[Collected data entries]
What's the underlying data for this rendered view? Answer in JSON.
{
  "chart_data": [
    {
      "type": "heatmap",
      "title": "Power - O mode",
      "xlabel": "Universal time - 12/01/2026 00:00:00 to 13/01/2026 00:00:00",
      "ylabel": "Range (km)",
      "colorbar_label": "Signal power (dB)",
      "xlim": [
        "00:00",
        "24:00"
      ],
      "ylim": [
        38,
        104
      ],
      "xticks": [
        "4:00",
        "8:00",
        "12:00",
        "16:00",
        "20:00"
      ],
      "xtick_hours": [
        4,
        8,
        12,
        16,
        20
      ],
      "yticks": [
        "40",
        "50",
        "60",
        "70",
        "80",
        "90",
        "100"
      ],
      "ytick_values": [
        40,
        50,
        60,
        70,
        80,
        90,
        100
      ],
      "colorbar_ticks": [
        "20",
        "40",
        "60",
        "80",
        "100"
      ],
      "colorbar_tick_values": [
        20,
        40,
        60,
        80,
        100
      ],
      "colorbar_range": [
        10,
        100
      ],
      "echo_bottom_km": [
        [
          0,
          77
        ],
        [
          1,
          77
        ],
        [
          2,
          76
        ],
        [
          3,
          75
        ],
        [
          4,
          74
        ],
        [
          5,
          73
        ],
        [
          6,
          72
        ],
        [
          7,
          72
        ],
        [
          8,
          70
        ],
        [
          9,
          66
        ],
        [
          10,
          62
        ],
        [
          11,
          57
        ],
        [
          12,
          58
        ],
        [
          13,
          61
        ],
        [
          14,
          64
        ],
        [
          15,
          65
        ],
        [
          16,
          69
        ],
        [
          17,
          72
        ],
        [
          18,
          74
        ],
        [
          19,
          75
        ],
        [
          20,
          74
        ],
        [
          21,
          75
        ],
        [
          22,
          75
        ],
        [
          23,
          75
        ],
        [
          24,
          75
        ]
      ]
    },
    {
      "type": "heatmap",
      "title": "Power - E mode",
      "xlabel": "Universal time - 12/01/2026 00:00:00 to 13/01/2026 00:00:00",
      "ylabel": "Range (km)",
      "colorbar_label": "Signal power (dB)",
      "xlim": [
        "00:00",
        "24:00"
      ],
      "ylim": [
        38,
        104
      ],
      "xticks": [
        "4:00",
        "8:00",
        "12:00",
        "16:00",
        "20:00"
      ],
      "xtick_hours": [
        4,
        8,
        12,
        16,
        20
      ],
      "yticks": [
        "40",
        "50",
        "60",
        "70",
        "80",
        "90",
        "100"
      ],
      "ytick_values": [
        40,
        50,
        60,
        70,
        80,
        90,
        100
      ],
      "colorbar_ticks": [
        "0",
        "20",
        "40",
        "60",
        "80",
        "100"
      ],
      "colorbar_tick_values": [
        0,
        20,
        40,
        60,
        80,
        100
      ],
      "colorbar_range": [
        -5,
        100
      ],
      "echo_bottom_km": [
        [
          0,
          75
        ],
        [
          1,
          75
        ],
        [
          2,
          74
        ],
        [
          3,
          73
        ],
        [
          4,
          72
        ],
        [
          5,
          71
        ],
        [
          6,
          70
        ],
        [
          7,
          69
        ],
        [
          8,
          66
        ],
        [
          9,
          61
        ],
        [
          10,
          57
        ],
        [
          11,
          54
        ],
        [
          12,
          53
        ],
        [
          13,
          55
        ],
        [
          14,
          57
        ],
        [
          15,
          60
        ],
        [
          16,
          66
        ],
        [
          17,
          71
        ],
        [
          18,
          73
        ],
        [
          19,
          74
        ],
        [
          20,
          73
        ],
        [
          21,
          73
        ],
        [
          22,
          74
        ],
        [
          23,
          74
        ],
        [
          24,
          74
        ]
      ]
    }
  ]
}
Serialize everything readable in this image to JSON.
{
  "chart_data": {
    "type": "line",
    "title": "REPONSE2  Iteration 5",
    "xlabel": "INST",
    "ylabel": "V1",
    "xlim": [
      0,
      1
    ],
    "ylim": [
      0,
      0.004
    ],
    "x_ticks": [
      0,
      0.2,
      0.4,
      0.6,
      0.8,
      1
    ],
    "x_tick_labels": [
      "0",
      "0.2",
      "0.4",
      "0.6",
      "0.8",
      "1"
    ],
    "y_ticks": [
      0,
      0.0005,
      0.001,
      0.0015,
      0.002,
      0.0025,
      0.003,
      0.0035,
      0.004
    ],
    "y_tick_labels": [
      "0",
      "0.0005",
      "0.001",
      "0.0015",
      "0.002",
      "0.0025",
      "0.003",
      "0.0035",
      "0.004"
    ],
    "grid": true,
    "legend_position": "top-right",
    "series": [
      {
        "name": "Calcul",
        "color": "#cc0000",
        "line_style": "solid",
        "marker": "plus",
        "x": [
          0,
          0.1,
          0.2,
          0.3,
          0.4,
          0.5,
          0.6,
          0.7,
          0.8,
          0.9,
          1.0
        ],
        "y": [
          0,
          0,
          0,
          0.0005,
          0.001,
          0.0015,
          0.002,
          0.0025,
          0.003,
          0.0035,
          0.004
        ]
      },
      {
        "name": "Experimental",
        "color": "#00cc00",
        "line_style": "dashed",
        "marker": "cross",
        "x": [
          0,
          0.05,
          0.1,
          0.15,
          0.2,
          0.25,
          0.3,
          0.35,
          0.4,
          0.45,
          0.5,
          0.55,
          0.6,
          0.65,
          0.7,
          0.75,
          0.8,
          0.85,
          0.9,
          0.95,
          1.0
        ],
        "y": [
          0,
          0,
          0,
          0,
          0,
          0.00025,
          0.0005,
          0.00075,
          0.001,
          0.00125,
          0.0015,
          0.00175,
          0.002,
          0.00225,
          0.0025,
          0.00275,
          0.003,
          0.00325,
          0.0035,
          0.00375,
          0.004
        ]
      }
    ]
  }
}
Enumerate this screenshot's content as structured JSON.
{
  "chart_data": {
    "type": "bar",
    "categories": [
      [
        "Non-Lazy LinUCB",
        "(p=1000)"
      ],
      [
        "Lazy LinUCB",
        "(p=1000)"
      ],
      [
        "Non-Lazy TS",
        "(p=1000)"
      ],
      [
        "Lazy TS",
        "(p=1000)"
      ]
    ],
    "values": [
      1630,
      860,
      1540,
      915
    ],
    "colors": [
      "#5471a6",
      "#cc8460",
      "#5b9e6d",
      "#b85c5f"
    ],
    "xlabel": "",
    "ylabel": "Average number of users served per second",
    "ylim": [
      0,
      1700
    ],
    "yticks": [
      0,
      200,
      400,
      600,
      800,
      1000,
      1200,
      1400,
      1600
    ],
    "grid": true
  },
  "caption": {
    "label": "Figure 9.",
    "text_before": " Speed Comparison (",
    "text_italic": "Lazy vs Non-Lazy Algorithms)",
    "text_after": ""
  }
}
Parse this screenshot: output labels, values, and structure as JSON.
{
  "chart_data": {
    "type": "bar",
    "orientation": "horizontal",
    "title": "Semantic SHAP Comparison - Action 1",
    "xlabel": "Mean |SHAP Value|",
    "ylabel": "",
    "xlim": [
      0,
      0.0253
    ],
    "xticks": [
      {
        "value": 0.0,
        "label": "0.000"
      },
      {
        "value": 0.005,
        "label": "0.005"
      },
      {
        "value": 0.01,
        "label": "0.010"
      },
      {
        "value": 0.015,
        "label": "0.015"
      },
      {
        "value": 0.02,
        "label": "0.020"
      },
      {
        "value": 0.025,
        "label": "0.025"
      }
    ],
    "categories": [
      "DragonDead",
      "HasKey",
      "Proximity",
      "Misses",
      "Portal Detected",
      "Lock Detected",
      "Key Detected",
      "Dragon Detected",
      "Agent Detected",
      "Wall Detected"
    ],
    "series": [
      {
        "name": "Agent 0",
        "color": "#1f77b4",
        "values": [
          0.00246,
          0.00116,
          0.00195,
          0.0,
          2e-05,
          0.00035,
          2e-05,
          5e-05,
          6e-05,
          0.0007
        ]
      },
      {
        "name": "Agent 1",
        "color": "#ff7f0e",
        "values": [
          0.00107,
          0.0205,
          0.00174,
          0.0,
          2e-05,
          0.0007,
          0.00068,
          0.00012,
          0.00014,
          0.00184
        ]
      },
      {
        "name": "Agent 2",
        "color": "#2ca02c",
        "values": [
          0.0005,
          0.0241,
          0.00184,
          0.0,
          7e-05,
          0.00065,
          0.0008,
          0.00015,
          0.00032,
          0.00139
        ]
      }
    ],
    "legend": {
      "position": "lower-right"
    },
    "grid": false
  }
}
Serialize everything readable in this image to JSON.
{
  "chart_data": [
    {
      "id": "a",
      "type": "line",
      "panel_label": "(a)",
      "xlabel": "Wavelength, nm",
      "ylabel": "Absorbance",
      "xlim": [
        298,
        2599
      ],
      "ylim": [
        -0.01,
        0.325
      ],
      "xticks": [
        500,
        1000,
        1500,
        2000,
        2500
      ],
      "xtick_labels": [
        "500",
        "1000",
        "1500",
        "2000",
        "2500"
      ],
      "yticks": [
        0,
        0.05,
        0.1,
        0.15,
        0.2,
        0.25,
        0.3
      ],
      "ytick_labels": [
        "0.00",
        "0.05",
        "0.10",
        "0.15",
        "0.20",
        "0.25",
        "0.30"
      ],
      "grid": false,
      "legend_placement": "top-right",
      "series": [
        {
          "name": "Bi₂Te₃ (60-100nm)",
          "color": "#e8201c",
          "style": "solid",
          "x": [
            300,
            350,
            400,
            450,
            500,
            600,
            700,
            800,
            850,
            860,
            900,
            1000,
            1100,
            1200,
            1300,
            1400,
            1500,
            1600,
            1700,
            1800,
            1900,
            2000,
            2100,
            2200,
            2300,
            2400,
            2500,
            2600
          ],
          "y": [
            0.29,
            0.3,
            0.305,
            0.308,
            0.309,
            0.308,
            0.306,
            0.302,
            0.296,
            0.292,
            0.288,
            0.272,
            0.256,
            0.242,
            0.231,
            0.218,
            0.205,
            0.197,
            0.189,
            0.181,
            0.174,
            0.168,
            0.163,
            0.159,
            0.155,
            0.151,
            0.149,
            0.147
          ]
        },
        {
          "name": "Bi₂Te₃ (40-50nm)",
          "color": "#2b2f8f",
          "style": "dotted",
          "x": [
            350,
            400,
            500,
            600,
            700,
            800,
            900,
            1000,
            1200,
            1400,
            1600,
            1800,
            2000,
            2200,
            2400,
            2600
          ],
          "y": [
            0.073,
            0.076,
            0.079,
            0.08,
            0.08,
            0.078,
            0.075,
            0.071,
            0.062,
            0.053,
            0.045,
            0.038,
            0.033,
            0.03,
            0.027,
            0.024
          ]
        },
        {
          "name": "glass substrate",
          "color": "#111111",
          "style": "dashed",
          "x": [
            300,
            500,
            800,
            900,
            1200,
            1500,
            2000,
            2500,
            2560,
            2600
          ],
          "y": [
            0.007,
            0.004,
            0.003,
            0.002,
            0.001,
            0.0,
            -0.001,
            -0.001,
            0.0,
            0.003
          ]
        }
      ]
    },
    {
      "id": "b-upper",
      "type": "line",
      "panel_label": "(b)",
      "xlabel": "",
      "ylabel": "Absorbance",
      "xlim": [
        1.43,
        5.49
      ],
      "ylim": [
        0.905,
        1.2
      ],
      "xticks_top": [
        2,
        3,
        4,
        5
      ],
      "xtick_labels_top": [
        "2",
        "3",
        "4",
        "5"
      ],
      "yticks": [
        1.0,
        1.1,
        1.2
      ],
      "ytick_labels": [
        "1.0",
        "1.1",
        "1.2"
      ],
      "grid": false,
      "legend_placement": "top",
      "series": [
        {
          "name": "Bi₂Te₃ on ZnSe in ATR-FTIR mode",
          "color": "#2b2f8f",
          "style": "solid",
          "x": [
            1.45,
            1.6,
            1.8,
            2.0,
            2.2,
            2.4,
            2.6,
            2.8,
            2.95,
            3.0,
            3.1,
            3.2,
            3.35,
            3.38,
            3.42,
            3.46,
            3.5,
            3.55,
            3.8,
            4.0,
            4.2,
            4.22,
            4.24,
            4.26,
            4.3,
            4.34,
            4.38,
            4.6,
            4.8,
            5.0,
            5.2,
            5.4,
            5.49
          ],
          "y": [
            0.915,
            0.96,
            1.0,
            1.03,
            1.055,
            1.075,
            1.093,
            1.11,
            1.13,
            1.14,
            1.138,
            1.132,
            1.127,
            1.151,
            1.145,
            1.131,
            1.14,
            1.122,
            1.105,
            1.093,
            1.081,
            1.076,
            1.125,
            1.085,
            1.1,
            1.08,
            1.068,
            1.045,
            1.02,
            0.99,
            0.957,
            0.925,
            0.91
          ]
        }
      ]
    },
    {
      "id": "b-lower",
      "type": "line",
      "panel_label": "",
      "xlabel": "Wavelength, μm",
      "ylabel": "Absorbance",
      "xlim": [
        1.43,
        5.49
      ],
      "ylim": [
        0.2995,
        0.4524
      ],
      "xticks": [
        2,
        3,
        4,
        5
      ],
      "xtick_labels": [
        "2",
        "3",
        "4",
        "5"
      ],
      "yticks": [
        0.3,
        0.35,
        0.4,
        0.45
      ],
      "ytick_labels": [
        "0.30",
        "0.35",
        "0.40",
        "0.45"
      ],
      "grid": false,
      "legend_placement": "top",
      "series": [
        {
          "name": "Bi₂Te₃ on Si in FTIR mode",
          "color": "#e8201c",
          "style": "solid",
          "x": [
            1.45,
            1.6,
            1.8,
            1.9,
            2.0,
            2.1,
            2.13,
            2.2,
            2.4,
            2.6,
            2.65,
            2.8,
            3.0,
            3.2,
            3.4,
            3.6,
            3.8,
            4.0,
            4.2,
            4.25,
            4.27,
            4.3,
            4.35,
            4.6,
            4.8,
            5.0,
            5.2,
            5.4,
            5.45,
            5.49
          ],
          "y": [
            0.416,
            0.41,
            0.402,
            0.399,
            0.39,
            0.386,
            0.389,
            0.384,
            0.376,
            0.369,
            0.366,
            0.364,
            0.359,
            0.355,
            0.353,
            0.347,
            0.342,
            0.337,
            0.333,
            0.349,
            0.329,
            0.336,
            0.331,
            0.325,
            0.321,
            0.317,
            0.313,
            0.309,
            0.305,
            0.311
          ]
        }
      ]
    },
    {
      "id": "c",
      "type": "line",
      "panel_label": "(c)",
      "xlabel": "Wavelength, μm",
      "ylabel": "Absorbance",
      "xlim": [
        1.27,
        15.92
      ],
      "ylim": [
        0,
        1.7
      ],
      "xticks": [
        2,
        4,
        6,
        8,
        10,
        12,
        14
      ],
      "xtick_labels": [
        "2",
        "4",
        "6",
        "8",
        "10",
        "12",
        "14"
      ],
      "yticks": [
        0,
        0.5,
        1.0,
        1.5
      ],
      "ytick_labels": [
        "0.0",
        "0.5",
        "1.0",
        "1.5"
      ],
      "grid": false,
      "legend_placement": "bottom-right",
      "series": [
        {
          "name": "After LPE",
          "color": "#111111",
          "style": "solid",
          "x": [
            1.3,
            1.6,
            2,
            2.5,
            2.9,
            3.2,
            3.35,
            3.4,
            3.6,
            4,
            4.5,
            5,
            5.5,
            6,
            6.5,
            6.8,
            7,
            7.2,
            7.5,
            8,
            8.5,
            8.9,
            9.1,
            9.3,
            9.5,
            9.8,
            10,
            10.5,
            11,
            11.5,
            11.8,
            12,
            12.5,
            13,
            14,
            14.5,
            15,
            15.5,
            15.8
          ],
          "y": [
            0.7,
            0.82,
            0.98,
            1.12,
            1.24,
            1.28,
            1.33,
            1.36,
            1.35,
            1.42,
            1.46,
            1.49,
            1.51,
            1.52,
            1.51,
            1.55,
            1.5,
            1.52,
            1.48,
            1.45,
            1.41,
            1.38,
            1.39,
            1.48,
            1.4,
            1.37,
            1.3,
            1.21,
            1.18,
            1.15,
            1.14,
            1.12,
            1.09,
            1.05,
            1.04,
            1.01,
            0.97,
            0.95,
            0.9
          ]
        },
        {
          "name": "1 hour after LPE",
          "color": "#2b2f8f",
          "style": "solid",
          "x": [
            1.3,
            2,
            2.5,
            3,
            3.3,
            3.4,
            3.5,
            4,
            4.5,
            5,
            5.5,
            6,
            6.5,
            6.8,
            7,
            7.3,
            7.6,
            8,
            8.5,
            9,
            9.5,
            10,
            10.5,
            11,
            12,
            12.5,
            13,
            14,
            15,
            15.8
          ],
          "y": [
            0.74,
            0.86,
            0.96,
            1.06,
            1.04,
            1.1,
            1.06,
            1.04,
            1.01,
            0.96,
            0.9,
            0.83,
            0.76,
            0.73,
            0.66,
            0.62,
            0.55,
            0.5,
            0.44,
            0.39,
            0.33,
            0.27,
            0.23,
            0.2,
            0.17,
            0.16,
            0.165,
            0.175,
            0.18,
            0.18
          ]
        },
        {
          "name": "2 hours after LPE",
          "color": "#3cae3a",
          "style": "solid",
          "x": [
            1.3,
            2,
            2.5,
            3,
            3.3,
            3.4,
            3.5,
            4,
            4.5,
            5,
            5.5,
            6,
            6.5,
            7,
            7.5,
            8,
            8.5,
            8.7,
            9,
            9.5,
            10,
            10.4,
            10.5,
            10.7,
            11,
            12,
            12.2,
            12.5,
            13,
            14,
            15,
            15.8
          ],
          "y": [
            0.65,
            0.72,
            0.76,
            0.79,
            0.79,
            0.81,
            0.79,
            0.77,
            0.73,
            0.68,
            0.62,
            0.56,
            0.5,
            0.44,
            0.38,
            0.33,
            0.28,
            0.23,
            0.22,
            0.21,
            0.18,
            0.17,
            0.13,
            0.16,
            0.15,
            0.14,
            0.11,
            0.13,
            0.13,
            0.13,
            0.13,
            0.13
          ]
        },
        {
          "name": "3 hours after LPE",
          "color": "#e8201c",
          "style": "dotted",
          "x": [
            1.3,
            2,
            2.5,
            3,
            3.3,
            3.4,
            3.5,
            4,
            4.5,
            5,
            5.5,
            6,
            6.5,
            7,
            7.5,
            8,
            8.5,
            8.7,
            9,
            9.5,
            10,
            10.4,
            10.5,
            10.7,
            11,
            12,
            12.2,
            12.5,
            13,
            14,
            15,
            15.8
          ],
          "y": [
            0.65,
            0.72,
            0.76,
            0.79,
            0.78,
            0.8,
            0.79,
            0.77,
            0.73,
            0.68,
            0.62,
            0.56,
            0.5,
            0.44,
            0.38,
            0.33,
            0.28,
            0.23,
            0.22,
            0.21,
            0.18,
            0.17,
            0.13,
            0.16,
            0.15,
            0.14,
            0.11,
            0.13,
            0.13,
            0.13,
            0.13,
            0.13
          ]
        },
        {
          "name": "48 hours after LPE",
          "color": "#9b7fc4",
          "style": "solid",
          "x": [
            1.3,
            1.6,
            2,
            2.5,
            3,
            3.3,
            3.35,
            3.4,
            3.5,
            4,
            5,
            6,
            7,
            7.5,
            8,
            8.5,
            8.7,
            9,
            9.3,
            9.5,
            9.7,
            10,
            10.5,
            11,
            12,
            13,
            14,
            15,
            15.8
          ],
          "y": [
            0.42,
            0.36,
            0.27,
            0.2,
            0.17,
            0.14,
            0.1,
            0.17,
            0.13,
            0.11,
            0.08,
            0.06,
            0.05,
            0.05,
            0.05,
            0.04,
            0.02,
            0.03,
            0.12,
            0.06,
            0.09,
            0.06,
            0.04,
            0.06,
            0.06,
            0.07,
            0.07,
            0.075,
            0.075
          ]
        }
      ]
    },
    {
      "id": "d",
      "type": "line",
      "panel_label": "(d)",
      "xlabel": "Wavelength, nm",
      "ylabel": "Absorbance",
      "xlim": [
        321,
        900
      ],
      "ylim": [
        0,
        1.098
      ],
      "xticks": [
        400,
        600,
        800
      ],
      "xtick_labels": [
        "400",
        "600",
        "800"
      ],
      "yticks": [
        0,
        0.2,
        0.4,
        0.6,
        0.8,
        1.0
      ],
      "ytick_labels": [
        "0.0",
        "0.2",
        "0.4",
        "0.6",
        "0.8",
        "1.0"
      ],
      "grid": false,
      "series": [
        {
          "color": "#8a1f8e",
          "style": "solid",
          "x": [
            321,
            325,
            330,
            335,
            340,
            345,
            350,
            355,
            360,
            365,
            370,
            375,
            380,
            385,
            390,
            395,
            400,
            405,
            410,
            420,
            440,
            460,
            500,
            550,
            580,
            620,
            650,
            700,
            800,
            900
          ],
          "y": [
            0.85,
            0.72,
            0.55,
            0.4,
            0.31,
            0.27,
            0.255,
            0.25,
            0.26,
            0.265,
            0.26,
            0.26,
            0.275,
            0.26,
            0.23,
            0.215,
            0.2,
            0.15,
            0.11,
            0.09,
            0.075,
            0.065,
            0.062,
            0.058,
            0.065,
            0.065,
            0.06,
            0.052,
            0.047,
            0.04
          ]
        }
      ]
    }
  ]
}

» GOAL:
Copy out every line that includes the word "mode".

» RESULT BELOW:
      "title": "Power - O mode",
      "title": "Power - E mode",
          "name": "Bi₂Te₃ on ZnSe in ATR-FTIR mode",
          "name": "Bi₂Te₃ on Si in FTIR mode",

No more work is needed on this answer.